== Work required ==
Please report every line from the material that contains the word "this".

— BEGIN Input records —

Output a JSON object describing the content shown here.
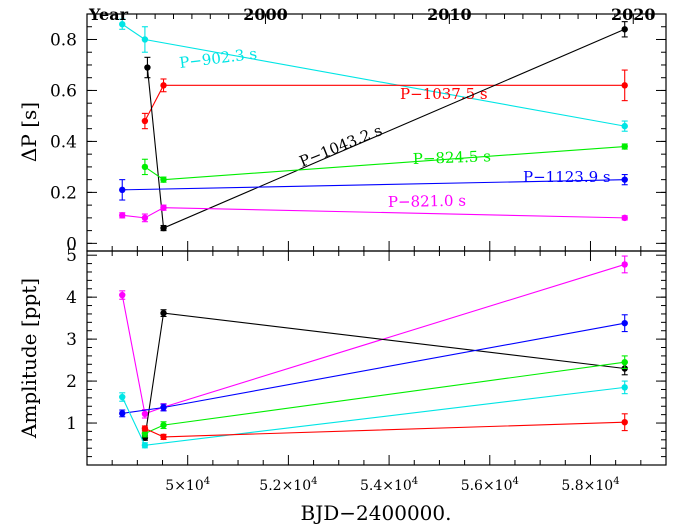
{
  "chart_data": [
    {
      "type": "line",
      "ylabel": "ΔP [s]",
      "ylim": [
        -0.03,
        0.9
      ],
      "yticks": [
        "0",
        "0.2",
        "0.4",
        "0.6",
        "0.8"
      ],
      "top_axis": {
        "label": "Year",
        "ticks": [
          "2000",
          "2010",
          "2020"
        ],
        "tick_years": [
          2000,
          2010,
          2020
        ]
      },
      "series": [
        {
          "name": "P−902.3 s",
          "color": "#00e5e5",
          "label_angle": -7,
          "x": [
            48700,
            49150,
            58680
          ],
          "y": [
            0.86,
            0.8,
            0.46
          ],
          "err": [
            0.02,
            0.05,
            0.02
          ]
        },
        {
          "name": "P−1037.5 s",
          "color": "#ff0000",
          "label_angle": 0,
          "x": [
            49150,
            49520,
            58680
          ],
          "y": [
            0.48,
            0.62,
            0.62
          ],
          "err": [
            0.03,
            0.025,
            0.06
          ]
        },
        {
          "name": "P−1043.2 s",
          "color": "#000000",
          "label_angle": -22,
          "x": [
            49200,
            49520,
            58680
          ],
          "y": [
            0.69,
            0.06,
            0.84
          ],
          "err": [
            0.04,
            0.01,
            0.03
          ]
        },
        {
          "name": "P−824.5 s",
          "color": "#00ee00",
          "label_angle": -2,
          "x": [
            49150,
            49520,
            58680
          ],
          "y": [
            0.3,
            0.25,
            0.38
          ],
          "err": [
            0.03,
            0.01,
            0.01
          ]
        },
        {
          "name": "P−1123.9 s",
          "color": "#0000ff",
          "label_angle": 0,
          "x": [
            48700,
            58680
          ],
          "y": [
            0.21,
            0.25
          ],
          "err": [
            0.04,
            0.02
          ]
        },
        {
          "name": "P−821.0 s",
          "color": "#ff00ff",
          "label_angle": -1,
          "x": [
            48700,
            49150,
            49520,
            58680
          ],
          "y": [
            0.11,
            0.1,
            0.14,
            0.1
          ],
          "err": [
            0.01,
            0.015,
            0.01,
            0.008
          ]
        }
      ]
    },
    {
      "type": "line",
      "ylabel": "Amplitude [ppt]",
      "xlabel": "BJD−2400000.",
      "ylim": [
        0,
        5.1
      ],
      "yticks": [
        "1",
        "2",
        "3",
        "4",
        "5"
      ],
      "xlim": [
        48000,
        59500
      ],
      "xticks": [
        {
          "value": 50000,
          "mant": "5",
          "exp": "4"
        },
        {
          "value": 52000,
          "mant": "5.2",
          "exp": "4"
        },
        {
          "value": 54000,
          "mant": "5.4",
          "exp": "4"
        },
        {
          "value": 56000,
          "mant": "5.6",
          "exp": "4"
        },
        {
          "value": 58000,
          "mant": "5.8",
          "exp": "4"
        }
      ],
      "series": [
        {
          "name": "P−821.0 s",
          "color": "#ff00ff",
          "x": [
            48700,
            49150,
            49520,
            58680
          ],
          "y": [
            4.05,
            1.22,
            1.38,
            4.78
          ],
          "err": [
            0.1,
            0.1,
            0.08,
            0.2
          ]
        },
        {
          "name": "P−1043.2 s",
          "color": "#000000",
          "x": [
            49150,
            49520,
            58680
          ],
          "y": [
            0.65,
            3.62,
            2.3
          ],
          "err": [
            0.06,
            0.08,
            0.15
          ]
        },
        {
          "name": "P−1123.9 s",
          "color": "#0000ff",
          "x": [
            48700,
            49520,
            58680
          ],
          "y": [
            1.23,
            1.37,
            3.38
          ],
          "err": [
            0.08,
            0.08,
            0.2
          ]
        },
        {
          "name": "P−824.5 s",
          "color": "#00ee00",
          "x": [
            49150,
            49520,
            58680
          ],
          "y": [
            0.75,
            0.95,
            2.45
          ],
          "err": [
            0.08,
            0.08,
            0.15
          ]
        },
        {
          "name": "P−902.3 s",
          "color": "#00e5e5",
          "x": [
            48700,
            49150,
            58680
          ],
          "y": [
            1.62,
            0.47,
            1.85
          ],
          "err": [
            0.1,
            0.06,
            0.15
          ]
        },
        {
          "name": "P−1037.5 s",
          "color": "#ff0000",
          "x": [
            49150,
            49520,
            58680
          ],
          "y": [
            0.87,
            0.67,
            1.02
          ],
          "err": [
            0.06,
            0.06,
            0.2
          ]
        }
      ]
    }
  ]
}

— END Input records —
— BEGIN Input records —

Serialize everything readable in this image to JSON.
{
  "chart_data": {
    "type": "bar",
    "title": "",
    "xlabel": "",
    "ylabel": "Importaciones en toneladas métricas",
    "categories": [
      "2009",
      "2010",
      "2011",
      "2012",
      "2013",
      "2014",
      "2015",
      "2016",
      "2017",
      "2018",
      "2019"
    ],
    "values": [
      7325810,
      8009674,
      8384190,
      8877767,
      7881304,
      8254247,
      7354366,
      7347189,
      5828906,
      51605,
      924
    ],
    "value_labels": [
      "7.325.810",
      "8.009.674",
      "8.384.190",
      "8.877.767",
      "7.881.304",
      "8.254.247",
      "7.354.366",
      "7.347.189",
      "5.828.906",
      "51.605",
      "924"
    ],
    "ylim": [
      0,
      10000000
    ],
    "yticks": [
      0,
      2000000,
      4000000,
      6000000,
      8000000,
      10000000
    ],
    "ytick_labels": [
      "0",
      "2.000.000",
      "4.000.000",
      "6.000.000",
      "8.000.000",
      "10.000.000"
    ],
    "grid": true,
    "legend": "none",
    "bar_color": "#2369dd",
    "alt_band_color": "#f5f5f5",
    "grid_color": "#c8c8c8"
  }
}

— END Input records —
— BEGIN Input records —

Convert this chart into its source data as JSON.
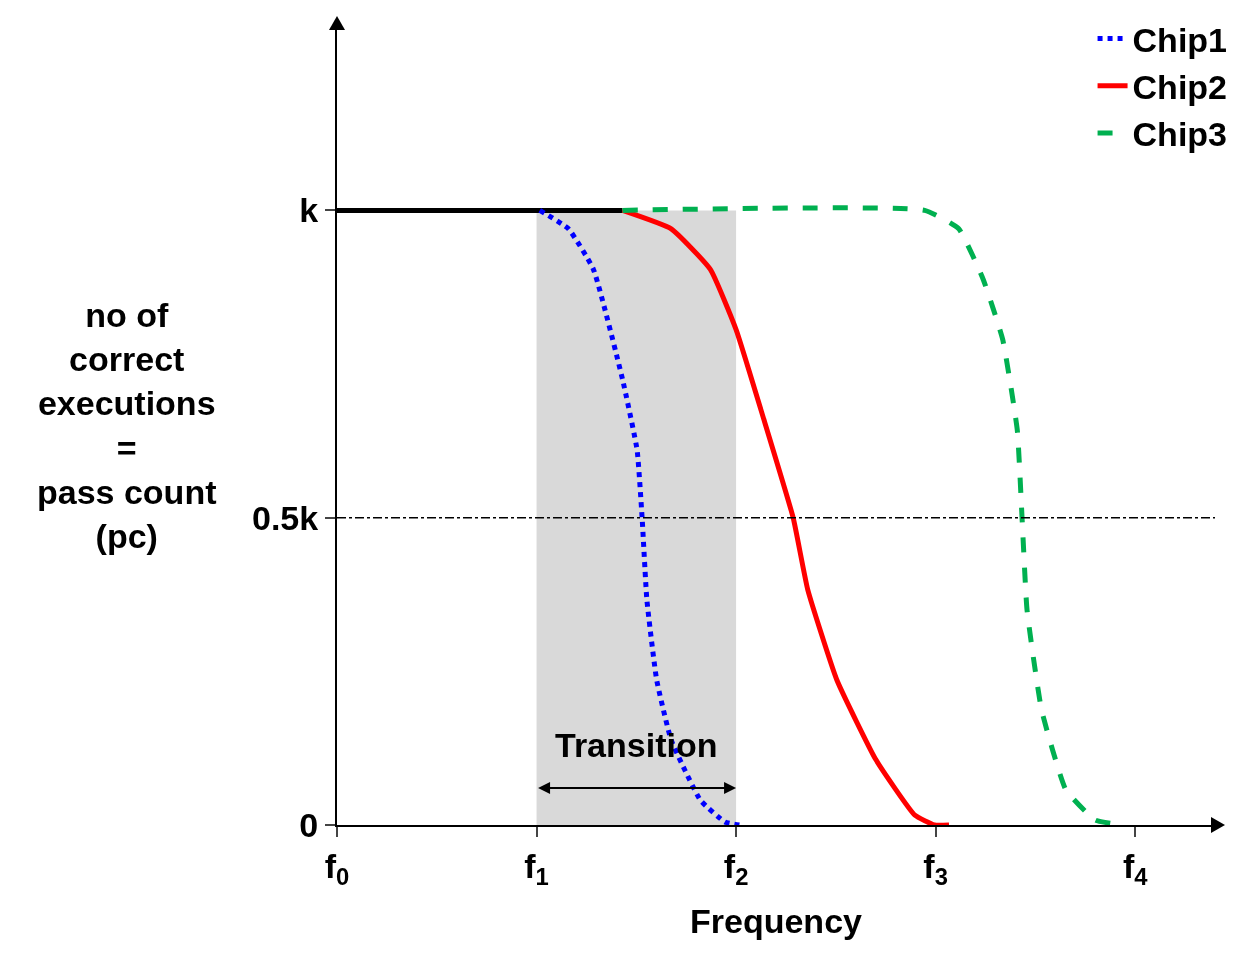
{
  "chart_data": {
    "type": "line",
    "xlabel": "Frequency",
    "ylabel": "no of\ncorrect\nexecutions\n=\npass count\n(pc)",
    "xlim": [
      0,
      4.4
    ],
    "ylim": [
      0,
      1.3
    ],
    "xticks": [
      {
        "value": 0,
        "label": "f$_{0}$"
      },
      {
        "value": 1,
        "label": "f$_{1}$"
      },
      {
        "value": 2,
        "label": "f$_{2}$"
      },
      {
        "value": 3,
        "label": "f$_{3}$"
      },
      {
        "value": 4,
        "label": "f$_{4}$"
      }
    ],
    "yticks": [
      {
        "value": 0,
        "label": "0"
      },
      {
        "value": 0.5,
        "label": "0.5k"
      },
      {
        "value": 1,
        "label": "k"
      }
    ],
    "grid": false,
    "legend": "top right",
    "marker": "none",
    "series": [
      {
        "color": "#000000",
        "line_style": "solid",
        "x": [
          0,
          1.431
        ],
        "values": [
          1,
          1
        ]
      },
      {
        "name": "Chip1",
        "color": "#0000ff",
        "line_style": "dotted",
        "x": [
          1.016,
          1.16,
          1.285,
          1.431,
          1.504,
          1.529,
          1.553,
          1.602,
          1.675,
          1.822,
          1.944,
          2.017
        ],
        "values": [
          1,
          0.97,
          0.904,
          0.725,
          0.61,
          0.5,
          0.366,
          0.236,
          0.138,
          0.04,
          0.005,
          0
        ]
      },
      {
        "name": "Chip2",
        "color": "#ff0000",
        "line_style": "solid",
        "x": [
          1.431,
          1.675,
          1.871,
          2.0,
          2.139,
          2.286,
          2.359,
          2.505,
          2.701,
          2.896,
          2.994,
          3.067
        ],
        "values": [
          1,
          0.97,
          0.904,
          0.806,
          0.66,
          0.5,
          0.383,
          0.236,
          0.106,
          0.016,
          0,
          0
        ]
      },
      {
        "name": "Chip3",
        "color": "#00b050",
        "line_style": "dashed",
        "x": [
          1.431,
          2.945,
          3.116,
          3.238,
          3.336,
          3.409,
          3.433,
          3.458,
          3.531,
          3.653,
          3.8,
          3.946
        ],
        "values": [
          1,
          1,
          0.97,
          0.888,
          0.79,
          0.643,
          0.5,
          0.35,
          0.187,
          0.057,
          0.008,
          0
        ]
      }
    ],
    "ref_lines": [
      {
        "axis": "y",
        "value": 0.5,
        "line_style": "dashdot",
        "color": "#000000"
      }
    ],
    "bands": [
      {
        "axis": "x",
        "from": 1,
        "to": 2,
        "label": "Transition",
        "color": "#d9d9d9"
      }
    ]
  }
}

— END Input records —

== Task output ==
Serialize everything readable in this image to JSON.
Convert this chart into its source data as JSON.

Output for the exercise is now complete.